What needs to be done >>
Copy out the material below in full, but not its images.
** start Exercise inputs **
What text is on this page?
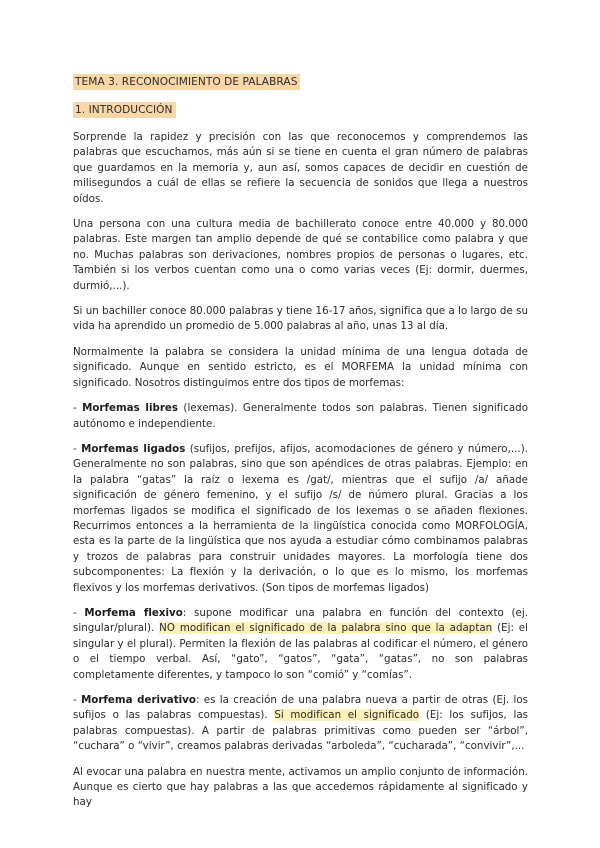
TEMA 3. RECONOCIMIENTO DE PALABRAS
1. INTRODUCCIÓN

Sorprende la rapidez y precisión con las que reconocemos y comprendemos las palabras que escuchamos, más aún si se tiene en cuenta el gran número de palabras que guardamos en la memoria y, aun así, somos capaces de decidir en cuestión de milisegundos a cuál de ellas se refiere la secuencia de sonidos que llega a nuestros oídos.

Una persona con una cultura media de bachillerato conoce entre 40.000 y 80.000 palabras. Este margen tan amplio depende de qué se contabilice como palabra y que no. Muchas palabras son derivaciones, nombres propios de personas o lugares, etc. También si los verbos cuentan como una o como varias veces (Ej: dormir, duermes, durmió,...).

Si un bachiller conoce 80.000 palabras y tiene 16-17 años, significa que a lo largo de su vida ha aprendido un promedio de 5.000 palabras al año, unas 13 al día.

Normalmente la palabra se considera la unidad mínima de una lengua dotada de significado. Aunque en sentido estricto, es el MORFEMA la unidad mínima con significado. Nosotros distinguimos entre dos tipos de morfemas:

- Morfemas libres (lexemas). Generalmente todos son palabras. Tienen significado autónomo e independiente.

- Morfemas ligados (sufijos, prefijos, afijos, acomodaciones de género y número,...). Generalmente no son palabras, sino que son apéndices de otras palabras. Ejemplo: en la palabra “gatas” la raíz o lexema es /gat/, mientras que el sufijo /a/ añade significación de género femenino, y el sufijo /s/ de número plural. Gracias a los morfemas ligados se modifica el significado de los lexemas o se añaden flexiones. Recurrimos entonces a la herramienta de la lingüística conocida como MORFOLOGÍA, esta es la parte de la lingüística que nos ayuda a estudiar cómo combinamos palabras y trozos de palabras para construir unidades mayores. La morfología tiene dos subcomponentes: La flexión y la derivación, o lo que es lo mismo, los morfemas flexivos y los morfemas derivativos. (Son tipos de morfemas ligados)

- Morfema flexivo: supone modificar una palabra en función del contexto (ej. singular/plural). NO modifican el significado de la palabra sino que la adaptan (Ej: el singular y el plural). Permiten la flexión de las palabras al codificar el número, el género o el tiempo verbal. Así, “gato”, “gatos”, “gata”, “gatas”, no son palabras completamente diferentes, y tampoco lo son “comió” y “comías”.

- Morfema derivativo: es la creación de una palabra nueva a partir de otras (Ej. los sufijos o las palabras compuestas). Si modifican el significado (Ej: los sufijos, las palabras compuestas). A partir de palabras primitivas como pueden ser “árbol”, “cuchara” o “vivir”, creamos palabras derivadas “arboleda”, “cucharada”, “convivir”,...

Al evocar una palabra en nuestra mente, activamos un amplio conjunto de información. Aunque es cierto que hay palabras a las que accedemos rápidamente al significado y hay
** end Exercise inputs **
Result >>
What text is on this page?
TEMA 3. RECONOCIMIENTO DE PALABRAS
1. INTRODUCCIÓN

Sorprende la rapidez y precisión con las que reconocemos y comprendemos las palabras que escuchamos, más aún si se tiene en cuenta el gran número de palabras que guardamos en la memoria y, aun así, somos capaces de decidir en cuestión de milisegundos a cuál de ellas se refiere la secuencia de sonidos que llega a nuestros oídos.

Una persona con una cultura media de bachillerato conoce entre 40.000 y 80.000 palabras. Este margen tan amplio depende de qué se contabilice como palabra y que no. Muchas palabras son derivaciones, nombres propios de personas o lugares, etc. También si los verbos cuentan como una o como varias veces (Ej: dormir, duermes, durmió,...).

Si un bachiller conoce 80.000 palabras y tiene 16-17 años, significa que a lo largo de su vida ha aprendido un promedio de 5.000 palabras al año, unas 13 al día.

Normalmente la palabra se considera la unidad mínima de una lengua dotada de significado. Aunque en sentido estricto, es el MORFEMA la unidad mínima con significado. Nosotros distinguimos entre dos tipos de morfemas:

- Morfemas libres (lexemas). Generalmente todos son palabras. Tienen significado autónomo e independiente.

- Morfemas ligados (sufijos, prefijos, afijos, acomodaciones de género y número,...). Generalmente no son palabras, sino que son apéndices de otras palabras. Ejemplo: en la palabra “gatas” la raíz o lexema es /gat/, mientras que el sufijo /a/ añade significación de género femenino, y el sufijo /s/ de número plural. Gracias a los morfemas ligados se modifica el significado de los lexemas o se añaden flexiones. Recurrimos entonces a la herramienta de la lingüística conocida como MORFOLOGÍA, esta es la parte de la lingüística que nos ayuda a estudiar cómo combinamos palabras y trozos de palabras para construir unidades mayores. La morfología tiene dos subcomponentes: La flexión y la derivación, o lo que es lo mismo, los morfemas flexivos y los morfemas derivativos. (Son tipos de morfemas ligados)

- Morfema flexivo: supone modificar una palabra en función del contexto (ej. singular/plural). NO modifican el significado de la palabra sino que la adaptan (Ej: el singular y el plural). Permiten la flexión de las palabras al codificar el número, el género o el tiempo verbal. Así, “gato”, “gatos”, “gata”, “gatas”, no son palabras completamente diferentes, y tampoco lo son “comió” y “comías”.

- Morfema derivativo: es la creación de una palabra nueva a partir de otras (Ej. los sufijos o las palabras compuestas). Si modifican el significado (Ej: los sufijos, las palabras compuestas). A partir de palabras primitivas como pueden ser “árbol”, “cuchara” o “vivir”, creamos palabras derivadas “arboleda”, “cucharada”, “convivir”,...

Al evocar una palabra en nuestra mente, activamos un amplio conjunto de información. Aunque es cierto que hay palabras a las que accedemos rápidamente al significado y hay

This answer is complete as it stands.